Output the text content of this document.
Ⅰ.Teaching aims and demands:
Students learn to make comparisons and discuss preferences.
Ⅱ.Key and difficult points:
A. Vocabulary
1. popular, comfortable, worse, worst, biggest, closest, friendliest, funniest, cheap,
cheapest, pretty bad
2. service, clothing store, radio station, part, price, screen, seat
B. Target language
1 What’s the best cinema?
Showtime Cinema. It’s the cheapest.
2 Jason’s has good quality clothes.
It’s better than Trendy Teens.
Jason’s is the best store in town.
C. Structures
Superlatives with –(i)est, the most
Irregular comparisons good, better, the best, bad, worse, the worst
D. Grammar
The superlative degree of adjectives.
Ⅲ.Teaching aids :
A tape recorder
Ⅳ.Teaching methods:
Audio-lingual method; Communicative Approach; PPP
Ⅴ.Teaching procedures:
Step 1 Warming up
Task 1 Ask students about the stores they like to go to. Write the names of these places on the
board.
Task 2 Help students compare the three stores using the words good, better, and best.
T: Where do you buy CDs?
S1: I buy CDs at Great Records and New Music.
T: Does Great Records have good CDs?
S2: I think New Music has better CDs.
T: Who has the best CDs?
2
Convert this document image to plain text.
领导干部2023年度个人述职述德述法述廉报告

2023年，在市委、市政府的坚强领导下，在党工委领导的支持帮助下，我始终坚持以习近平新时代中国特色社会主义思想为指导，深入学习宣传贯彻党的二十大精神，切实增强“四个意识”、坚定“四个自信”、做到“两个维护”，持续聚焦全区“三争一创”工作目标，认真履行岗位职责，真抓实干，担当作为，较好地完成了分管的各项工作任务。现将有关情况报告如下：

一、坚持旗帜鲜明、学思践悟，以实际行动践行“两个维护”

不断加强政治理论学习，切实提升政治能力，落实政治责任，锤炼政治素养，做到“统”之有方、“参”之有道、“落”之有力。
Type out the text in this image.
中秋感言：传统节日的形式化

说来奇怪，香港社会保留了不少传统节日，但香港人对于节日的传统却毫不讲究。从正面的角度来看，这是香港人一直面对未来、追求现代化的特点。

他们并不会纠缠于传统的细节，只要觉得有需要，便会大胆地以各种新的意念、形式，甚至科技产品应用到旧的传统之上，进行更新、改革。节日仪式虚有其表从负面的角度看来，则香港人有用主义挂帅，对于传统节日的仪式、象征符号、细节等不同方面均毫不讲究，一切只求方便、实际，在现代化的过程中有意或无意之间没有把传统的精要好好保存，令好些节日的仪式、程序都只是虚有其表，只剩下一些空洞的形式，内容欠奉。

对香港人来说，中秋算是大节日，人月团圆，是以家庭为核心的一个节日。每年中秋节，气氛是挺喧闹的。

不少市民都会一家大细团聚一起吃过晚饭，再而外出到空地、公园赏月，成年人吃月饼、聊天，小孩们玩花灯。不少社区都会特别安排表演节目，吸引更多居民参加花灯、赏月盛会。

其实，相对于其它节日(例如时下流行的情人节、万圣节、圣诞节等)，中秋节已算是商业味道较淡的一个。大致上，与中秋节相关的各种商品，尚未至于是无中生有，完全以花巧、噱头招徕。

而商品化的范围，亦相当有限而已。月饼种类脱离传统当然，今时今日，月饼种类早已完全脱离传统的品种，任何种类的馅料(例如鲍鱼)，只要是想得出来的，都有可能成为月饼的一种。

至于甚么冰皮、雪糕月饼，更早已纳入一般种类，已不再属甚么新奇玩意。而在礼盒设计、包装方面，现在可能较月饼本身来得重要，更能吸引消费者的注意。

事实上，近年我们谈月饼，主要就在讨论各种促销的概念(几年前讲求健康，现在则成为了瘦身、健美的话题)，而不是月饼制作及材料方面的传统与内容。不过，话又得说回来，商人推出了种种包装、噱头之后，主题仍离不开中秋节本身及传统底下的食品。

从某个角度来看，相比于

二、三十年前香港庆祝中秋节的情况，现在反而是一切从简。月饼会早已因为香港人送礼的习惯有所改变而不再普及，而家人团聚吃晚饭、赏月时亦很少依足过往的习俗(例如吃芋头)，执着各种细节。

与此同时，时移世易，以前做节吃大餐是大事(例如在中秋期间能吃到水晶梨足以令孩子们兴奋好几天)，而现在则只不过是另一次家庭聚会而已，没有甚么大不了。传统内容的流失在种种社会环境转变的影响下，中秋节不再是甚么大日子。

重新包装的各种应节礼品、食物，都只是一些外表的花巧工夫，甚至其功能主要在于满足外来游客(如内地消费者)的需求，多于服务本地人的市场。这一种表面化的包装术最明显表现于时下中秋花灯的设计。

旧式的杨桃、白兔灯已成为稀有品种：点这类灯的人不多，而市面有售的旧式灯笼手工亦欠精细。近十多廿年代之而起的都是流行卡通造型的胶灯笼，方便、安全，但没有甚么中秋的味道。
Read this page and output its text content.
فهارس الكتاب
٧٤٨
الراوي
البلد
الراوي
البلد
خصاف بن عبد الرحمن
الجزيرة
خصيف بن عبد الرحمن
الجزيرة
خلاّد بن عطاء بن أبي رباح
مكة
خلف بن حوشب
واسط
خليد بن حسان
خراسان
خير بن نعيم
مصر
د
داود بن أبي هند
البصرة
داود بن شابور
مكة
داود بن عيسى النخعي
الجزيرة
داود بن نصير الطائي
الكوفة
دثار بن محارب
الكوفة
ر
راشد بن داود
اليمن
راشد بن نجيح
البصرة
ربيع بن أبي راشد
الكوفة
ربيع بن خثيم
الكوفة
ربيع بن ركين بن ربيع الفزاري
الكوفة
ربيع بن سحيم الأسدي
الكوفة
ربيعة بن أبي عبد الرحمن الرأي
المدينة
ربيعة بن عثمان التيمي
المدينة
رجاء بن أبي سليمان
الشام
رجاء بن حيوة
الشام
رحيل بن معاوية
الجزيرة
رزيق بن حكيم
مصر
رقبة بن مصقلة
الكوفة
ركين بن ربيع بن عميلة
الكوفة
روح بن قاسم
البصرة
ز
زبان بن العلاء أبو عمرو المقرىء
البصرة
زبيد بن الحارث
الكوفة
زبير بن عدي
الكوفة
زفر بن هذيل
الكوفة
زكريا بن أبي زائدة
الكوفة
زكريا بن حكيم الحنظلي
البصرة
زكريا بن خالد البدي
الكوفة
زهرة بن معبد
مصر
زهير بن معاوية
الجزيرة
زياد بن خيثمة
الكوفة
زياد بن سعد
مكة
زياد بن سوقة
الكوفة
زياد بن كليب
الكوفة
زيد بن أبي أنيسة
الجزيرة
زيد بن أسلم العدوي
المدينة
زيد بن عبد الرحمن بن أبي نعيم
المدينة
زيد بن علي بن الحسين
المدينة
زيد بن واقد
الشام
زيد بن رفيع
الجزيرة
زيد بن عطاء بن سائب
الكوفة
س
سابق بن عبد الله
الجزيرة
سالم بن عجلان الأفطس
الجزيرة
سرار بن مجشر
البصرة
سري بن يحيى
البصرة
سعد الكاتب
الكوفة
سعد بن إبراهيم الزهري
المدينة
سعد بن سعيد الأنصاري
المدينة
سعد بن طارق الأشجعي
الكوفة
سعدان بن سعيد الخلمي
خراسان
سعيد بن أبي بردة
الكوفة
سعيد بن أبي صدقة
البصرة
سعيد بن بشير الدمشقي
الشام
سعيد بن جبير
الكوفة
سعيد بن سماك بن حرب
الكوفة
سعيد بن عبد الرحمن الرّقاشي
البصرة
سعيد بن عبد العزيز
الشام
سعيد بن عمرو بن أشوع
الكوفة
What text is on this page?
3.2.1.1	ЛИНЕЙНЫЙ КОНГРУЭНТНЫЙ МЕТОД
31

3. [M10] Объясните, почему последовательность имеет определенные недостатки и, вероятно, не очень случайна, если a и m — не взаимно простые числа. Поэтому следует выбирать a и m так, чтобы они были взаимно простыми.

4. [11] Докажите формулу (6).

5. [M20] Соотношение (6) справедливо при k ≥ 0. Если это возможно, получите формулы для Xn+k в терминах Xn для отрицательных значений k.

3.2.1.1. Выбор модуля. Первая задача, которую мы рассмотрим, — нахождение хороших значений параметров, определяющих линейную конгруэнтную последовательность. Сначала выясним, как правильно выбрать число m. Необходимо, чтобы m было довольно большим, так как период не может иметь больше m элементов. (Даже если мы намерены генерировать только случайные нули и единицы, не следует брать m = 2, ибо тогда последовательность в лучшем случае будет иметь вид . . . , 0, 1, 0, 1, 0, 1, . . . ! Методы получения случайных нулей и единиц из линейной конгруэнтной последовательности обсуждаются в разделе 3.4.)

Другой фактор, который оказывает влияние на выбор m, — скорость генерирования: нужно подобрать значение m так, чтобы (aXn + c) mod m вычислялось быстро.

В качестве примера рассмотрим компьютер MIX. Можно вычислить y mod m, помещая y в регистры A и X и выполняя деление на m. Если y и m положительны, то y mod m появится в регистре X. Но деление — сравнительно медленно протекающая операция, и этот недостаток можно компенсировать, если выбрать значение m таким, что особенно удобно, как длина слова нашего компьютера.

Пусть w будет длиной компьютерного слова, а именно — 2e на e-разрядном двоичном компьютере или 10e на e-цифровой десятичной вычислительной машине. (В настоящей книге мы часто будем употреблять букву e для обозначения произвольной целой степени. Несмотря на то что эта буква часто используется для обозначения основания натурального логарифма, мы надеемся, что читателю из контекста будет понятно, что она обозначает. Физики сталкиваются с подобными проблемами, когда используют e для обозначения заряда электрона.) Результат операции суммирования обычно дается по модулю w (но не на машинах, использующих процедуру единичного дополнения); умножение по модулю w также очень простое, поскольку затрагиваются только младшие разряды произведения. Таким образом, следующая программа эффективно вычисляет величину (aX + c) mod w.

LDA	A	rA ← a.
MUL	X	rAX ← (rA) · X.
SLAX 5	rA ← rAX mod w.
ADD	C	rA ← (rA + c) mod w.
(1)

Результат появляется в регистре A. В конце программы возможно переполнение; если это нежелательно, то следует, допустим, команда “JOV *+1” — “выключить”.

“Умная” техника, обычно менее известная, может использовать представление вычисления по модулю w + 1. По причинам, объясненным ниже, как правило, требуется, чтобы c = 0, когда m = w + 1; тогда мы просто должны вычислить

-=-=-=-=-

▶ _PROBLEM STATEMENT_:
From the data above, count the lines where "راشد" occurs and give that figure and nothing else.

▶ _EXERCISE SOLUTION_:
3